===== Provided material =====

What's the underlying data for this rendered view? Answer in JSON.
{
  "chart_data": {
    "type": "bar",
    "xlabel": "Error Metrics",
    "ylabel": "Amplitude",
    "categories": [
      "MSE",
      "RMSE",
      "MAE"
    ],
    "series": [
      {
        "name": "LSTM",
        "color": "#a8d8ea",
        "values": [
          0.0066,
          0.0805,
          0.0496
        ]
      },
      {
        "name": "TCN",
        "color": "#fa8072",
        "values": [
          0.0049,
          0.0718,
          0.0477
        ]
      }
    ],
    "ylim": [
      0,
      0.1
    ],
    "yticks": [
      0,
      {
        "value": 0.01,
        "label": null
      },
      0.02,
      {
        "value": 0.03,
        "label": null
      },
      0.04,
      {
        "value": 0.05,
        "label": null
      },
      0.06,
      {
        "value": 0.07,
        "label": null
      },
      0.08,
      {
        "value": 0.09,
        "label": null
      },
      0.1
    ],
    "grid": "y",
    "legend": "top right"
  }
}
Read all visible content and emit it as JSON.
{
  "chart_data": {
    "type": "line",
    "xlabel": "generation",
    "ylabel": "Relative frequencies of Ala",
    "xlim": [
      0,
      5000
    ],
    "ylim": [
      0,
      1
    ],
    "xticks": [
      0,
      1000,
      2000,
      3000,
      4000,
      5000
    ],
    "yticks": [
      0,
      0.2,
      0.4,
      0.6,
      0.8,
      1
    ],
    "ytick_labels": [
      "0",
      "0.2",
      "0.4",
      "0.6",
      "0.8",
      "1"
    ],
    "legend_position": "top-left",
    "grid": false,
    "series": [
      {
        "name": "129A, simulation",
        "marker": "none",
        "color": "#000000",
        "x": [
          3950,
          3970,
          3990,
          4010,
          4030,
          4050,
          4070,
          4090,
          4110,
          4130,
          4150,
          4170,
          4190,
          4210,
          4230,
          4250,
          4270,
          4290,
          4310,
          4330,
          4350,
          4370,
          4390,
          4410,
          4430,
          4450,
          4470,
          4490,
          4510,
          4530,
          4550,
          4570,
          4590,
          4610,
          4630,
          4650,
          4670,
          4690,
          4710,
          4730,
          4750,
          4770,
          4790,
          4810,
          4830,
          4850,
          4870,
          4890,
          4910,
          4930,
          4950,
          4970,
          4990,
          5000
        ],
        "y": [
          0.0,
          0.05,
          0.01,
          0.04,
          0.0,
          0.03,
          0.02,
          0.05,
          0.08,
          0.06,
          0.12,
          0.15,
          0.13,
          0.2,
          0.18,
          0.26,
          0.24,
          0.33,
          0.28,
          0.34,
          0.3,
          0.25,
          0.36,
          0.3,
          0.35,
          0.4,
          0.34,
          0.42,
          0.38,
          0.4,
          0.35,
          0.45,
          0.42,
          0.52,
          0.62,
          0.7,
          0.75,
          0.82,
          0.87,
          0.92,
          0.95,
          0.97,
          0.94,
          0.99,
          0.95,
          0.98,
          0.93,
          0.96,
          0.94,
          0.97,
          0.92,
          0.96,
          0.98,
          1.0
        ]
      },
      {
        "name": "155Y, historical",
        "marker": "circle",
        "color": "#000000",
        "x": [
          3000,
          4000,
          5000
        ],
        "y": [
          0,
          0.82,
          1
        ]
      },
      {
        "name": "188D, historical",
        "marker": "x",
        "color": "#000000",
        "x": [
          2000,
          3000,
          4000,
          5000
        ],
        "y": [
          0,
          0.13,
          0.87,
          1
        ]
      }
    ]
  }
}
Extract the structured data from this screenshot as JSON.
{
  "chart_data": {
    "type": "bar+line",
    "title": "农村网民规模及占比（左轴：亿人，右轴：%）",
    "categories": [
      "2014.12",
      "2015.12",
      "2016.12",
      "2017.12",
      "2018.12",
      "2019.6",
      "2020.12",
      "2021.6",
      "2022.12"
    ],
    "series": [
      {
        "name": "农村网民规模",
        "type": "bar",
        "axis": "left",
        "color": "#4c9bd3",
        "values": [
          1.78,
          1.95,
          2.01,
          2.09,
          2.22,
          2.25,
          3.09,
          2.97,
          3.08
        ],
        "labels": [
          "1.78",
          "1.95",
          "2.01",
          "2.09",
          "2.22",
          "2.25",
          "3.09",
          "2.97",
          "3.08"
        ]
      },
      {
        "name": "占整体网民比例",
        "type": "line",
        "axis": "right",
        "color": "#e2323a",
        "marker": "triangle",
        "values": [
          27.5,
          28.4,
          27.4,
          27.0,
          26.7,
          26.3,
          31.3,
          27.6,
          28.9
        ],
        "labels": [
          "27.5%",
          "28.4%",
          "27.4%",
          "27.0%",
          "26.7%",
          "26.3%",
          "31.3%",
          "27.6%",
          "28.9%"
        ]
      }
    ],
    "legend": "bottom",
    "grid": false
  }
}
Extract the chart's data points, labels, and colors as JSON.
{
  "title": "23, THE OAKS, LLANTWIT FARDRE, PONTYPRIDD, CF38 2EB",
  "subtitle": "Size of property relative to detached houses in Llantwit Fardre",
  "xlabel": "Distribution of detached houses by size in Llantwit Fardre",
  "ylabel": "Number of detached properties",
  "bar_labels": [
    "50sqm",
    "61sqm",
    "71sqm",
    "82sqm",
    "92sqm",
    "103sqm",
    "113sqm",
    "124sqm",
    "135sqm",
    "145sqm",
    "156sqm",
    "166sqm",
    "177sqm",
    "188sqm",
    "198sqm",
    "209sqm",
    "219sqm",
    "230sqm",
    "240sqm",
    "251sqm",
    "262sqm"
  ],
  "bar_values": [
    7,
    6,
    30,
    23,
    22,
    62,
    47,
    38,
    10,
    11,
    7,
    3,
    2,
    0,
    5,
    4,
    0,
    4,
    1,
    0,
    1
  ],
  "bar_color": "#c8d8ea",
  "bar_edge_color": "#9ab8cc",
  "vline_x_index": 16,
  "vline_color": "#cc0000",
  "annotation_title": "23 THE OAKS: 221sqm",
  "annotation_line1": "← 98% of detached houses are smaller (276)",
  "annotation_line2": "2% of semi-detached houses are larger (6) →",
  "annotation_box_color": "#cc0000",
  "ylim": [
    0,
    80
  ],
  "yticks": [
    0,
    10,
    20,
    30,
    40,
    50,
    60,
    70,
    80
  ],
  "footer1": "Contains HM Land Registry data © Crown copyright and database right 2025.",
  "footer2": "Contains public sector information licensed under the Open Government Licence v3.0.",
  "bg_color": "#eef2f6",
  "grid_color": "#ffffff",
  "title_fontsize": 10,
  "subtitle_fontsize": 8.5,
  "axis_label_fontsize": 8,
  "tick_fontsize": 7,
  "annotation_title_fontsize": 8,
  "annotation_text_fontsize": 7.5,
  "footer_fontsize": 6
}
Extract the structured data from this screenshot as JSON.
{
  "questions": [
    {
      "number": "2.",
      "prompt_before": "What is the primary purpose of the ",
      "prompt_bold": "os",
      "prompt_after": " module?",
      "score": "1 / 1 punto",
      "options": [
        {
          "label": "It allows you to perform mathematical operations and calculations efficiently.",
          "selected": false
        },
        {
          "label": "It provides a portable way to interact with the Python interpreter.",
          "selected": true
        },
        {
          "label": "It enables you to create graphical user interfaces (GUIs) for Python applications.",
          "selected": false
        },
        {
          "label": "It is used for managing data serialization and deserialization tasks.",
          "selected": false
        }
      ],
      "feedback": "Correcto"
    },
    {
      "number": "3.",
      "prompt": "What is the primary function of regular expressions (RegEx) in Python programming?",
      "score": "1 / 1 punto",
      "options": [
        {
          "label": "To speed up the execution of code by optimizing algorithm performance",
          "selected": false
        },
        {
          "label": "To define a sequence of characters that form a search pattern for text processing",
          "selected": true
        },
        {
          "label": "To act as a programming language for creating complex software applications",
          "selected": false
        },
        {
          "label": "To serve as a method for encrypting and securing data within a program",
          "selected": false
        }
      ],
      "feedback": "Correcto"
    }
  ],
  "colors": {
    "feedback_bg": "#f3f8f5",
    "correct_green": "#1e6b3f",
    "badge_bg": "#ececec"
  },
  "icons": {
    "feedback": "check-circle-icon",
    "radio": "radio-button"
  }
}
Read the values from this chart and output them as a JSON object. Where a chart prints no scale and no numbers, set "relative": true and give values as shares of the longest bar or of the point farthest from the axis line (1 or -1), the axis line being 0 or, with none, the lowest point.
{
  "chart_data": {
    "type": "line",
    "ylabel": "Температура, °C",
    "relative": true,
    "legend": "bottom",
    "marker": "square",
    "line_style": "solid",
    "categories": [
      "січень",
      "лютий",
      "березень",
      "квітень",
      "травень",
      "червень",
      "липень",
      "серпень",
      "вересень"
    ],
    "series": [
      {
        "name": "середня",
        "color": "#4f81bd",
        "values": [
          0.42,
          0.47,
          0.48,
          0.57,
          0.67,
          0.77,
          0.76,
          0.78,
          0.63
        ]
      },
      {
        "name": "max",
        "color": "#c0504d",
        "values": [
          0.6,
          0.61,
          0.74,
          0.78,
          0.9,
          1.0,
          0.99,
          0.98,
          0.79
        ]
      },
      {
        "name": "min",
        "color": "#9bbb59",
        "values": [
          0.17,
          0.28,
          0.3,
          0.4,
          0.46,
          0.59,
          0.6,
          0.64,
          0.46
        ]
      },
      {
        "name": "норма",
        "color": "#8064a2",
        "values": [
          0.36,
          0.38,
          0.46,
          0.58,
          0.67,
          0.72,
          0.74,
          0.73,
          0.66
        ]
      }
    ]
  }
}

=====

Scan the entries above for the word "this" and collect each line holding it.

▶ _The answer_:
What's the underlying data for this rendered view? Answer in JSON.
Extract the structured data from this screenshot as JSON.
Extract the structured data from this screenshot as JSON.
Read the values from this chart and output them as a JSON object. Where a chart prints no scale and no numbers, set "relative": true and give values as shares of the longest bar or of the point farthest from the axis line (1 or -1), the axis line being 0 or, with none, the lowest point.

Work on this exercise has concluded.